Records provided:
○ ○ ○ ○

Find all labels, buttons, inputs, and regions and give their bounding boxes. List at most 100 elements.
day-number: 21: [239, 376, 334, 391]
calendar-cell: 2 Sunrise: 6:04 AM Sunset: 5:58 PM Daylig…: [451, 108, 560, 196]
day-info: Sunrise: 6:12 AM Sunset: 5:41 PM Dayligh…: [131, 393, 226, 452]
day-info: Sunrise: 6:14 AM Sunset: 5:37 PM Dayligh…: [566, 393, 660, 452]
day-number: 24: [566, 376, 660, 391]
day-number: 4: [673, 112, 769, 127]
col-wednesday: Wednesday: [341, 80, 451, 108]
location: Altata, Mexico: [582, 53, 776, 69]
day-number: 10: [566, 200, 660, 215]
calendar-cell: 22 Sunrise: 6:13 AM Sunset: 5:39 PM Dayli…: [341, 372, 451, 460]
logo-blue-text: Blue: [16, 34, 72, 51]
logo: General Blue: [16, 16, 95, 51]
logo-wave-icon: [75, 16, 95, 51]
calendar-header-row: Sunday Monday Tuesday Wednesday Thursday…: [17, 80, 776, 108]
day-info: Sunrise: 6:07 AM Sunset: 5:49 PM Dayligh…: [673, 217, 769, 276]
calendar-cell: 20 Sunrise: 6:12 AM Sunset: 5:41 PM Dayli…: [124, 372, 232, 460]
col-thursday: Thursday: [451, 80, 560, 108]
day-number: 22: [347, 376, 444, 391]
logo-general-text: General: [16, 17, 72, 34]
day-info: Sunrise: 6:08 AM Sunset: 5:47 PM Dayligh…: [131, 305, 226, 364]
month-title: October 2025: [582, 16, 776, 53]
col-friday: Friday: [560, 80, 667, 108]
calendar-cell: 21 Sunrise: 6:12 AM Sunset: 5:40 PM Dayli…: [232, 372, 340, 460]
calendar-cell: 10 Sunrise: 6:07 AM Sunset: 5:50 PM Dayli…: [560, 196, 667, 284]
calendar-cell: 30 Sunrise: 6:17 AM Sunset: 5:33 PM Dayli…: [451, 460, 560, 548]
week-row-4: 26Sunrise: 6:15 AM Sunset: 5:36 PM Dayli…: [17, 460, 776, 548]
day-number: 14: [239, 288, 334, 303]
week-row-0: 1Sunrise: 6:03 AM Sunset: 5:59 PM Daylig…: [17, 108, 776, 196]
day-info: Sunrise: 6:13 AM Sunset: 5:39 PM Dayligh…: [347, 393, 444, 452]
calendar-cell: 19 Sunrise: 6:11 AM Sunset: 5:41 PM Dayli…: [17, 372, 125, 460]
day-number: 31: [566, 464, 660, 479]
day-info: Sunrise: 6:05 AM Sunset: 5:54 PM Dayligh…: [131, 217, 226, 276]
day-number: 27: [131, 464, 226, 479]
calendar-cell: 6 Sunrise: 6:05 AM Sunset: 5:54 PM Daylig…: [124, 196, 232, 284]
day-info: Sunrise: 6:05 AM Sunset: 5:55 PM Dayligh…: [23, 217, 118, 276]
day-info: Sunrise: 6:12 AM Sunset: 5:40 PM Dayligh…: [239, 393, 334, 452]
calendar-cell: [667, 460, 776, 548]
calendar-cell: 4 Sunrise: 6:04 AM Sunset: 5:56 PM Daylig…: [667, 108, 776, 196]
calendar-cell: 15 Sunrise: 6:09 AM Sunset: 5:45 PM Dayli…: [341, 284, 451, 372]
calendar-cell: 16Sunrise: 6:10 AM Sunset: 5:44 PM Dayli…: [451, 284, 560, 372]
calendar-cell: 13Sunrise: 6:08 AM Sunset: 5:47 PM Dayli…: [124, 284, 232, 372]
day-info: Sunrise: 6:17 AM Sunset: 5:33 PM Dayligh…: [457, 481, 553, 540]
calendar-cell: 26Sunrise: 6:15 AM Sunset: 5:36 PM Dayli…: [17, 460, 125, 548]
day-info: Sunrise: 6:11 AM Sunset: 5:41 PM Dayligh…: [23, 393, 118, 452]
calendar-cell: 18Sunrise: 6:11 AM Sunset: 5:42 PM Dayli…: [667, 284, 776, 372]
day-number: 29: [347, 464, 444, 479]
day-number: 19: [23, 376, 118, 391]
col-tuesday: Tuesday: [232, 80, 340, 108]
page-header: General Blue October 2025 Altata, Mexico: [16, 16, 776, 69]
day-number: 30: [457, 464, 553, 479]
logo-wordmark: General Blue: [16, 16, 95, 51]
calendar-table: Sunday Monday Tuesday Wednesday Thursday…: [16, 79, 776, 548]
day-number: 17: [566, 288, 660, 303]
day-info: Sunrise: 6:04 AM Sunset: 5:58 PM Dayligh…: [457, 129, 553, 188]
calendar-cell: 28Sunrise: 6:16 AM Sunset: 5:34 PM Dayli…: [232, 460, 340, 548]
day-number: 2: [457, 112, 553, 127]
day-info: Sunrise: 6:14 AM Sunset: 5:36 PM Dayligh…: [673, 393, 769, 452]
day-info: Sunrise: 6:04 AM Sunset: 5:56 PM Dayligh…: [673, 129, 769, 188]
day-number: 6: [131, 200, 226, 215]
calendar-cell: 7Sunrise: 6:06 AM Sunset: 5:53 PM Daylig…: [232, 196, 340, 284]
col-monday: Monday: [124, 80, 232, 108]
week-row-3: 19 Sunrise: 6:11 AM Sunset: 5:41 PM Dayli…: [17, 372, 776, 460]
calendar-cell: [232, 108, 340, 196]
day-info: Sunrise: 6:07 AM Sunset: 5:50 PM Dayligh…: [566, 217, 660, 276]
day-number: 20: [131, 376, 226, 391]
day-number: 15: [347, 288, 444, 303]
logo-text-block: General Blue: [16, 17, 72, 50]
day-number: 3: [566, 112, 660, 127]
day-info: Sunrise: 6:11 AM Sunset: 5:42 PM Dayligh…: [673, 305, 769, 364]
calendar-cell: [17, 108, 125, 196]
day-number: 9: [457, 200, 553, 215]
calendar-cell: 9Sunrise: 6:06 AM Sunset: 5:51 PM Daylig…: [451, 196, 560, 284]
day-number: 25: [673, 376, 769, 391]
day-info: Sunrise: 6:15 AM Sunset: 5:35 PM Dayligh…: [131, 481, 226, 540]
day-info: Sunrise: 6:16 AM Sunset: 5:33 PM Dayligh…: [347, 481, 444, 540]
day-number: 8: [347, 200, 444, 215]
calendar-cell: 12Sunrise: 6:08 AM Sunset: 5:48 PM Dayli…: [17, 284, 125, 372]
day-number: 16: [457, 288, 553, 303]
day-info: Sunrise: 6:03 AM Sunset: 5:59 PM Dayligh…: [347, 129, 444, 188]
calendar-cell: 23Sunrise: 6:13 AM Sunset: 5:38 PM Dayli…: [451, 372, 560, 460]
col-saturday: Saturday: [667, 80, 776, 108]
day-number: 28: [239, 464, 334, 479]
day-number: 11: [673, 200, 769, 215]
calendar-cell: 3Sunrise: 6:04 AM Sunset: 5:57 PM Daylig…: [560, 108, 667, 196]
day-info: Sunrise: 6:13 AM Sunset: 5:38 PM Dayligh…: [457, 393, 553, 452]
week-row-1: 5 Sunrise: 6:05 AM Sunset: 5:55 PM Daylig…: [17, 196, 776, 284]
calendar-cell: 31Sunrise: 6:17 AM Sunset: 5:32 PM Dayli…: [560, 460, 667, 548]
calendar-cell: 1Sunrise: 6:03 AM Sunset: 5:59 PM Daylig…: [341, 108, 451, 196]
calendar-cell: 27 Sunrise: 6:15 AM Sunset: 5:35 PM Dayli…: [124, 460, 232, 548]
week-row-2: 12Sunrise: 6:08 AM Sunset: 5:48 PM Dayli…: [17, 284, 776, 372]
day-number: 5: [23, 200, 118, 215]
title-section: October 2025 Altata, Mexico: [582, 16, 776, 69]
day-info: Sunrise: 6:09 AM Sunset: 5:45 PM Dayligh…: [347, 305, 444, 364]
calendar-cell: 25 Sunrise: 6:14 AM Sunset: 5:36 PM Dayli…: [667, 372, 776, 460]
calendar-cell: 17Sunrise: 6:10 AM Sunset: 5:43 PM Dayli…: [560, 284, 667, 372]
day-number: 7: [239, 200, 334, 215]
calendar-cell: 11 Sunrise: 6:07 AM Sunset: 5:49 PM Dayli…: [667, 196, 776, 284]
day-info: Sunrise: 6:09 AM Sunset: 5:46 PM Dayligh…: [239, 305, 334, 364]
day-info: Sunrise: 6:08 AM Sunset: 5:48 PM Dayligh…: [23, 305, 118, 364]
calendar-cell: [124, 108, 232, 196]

○ ○ ○ ○

What is asked:
Rewrite the records from the first line through the line containing "day-number: 27: [131, 464, 226, 479]", both included, as a JSON list of strings with one string per line and blank lines omitted.

Response to the task:
[
  "Find all labels, buttons, inputs, and regions and give their bounding boxes. List at most 100 elements.",
  "day-number: 21: [239, 376, 334, 391]",
  "calendar-cell: 2 Sunrise: 6:04 AM Sunset: 5:58 PM Daylig…: [451, 108, 560, 196]",
  "day-info: Sunrise: 6:12 AM Sunset: 5:41 PM Dayligh…: [131, 393, 226, 452]",
  "day-info: Sunrise: 6:14 AM Sunset: 5:37 PM Dayligh…: [566, 393, 660, 452]",
  "day-number: 24: [566, 376, 660, 391]",
  "day-number: 4: [673, 112, 769, 127]",
  "col-wednesday: Wednesday: [341, 80, 451, 108]",
  "location: Altata, Mexico: [582, 53, 776, 69]",
  "day-number: 10: [566, 200, 660, 215]",
  "calendar-cell: 22 Sunrise: 6:13 AM Sunset: 5:39 PM Dayli…: [341, 372, 451, 460]",
  "logo-blue-text: Blue: [16, 34, 72, 51]",
  "logo: General Blue: [16, 16, 95, 51]",
  "logo-wave-icon: [75, 16, 95, 51]",
  "calendar-header-row: Sunday Monday Tuesday Wednesday Thursday…: [17, 80, 776, 108]",
  "day-info: Sunrise: 6:07 AM Sunset: 5:49 PM Dayligh…: [673, 217, 769, 276]",
  "calendar-cell: 20 Sunrise: 6:12 AM Sunset: 5:41 PM Dayli…: [124, 372, 232, 460]",
  "col-thursday: Thursday: [451, 80, 560, 108]",
  "day-number: 22: [347, 376, 444, 391]",
  "logo-general-text: General: [16, 17, 72, 34]",
  "day-info: Sunrise: 6:08 AM Sunset: 5:47 PM Dayligh…: [131, 305, 226, 364]",
  "month-title: October 2025: [582, 16, 776, 53]",
  "col-friday: Friday: [560, 80, 667, 108]",
  "calendar-cell: 21 Sunrise: 6:12 AM Sunset: 5:40 PM Dayli…: [232, 372, 340, 460]",
  "calendar-cell: 10 Sunrise: 6:07 AM Sunset: 5:50 PM Dayli…: [560, 196, 667, 284]",
  "calendar-cell: 30 Sunrise: 6:17 AM Sunset: 5:33 PM Dayli…: [451, 460, 560, 548]",
  "week-row-4: 26Sunrise: 6:15 AM Sunset: 5:36 PM Dayli…: [17, 460, 776, 548]",
  "day-number: 14: [239, 288, 334, 303]",
  "week-row-0: 1Sunrise: 6:03 AM Sunset: 5:59 PM Daylig…: [17, 108, 776, 196]",
  "day-info: Sunrise: 6:13 AM Sunset: 5:39 PM Dayligh…: [347, 393, 444, 452]",
  "calendar-cell: 19 Sunrise: 6:11 AM Sunset: 5:41 PM Dayli…: [17, 372, 125, 460]",
  "day-number: 31: [566, 464, 660, 479]",
  "day-info: Sunrise: 6:05 AM Sunset: 5:54 PM Dayligh…: [131, 217, 226, 276]",
  "day-number: 27: [131, 464, 226, 479]"
]